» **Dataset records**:
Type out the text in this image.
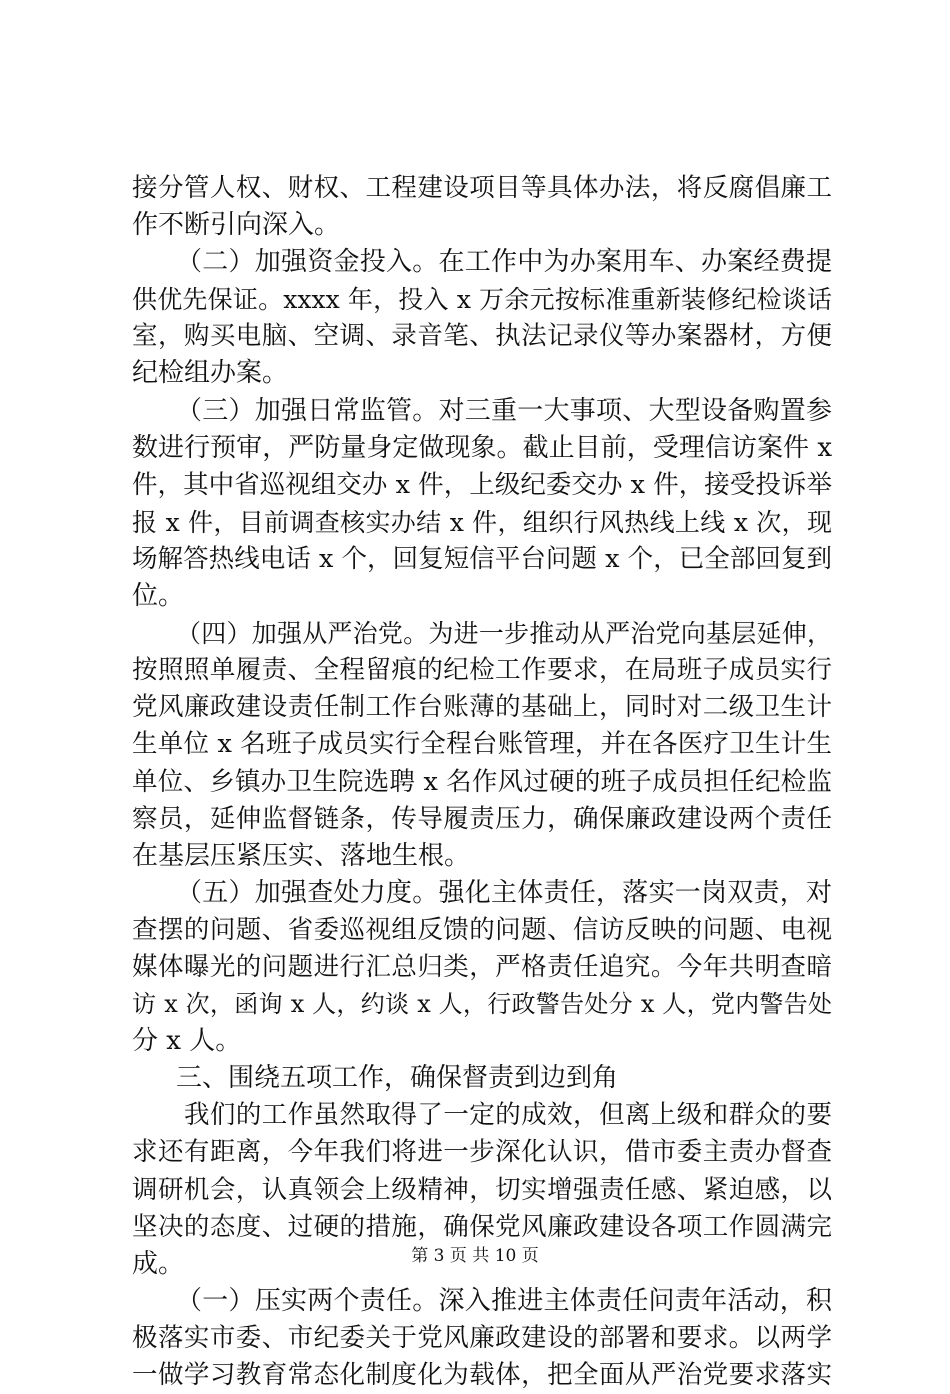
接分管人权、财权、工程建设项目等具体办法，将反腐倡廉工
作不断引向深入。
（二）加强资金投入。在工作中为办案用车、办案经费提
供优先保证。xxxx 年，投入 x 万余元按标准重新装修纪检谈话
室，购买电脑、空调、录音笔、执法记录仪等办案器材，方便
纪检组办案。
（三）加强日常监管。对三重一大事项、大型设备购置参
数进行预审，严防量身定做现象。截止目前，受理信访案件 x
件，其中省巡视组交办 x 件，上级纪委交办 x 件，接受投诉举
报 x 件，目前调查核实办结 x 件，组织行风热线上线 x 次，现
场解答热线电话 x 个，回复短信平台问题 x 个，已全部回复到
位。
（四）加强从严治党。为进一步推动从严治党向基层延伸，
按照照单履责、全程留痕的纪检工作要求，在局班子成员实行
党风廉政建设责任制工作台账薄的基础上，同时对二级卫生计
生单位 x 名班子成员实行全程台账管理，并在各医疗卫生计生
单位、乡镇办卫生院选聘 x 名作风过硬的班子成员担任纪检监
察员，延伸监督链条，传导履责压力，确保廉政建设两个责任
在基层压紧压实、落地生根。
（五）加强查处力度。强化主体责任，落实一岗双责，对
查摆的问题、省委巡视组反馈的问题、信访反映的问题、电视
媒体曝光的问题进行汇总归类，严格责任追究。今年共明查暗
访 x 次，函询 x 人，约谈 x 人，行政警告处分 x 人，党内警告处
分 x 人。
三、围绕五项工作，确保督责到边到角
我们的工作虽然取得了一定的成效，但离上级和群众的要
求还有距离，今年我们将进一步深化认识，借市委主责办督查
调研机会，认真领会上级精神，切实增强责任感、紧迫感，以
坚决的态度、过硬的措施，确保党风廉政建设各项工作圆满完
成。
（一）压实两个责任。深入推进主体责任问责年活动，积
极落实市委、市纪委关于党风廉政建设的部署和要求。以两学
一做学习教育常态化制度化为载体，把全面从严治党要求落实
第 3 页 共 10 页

* * *

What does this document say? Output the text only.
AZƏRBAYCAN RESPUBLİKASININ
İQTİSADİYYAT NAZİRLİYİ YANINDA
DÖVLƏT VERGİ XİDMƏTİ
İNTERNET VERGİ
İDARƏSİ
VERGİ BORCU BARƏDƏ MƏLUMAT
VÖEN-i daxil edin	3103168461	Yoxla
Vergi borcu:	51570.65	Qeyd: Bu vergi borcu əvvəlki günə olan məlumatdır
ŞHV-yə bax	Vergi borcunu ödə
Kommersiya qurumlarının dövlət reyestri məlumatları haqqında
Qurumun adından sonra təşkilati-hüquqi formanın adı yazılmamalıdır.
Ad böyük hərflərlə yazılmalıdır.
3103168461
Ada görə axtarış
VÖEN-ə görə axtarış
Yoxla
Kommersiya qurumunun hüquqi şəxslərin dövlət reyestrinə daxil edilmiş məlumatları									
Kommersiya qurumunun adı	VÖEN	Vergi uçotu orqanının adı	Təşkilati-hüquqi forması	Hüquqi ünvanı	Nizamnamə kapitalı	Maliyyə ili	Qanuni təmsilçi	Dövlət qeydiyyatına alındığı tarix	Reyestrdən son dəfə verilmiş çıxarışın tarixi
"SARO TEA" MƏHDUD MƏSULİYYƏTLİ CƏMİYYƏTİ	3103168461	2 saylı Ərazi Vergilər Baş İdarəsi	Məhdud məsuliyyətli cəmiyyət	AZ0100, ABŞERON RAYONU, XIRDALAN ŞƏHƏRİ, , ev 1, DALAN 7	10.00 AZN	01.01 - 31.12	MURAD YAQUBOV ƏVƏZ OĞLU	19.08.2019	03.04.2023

---

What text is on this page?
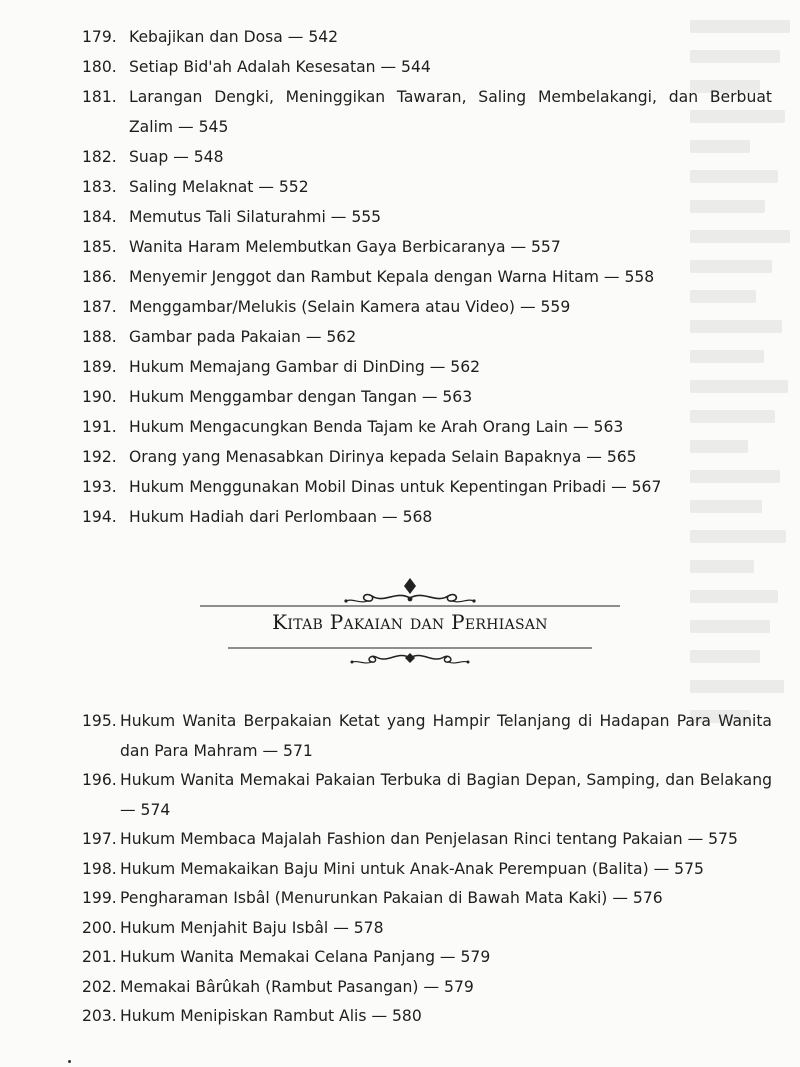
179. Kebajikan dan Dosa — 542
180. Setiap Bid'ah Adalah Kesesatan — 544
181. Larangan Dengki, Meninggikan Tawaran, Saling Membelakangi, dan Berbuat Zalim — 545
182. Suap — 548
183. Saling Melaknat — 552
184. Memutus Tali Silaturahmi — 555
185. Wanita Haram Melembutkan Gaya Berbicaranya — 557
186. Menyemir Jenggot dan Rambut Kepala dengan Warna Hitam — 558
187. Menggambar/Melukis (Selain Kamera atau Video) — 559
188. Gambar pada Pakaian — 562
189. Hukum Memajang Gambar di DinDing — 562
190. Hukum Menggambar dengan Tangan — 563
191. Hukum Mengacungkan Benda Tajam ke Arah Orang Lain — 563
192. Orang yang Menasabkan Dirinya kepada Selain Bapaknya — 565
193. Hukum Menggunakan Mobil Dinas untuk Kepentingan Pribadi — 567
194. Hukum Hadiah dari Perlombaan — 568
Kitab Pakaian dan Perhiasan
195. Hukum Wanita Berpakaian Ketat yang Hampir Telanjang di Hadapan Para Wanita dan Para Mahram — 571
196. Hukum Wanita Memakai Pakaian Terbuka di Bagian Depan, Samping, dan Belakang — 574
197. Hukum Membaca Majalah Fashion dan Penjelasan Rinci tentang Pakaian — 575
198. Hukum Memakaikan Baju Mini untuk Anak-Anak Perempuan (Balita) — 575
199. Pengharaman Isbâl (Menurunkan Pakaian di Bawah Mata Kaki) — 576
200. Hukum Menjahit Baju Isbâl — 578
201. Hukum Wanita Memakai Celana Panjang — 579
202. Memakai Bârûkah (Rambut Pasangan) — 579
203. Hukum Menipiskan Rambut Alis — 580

» **WORK INSTRUCTIONS**: Find the word "text" and list each line it appears in.

» **WORKED ANSWER**:
Type out the text in this image.
What does this document say? Output the text only.
What text is on this page?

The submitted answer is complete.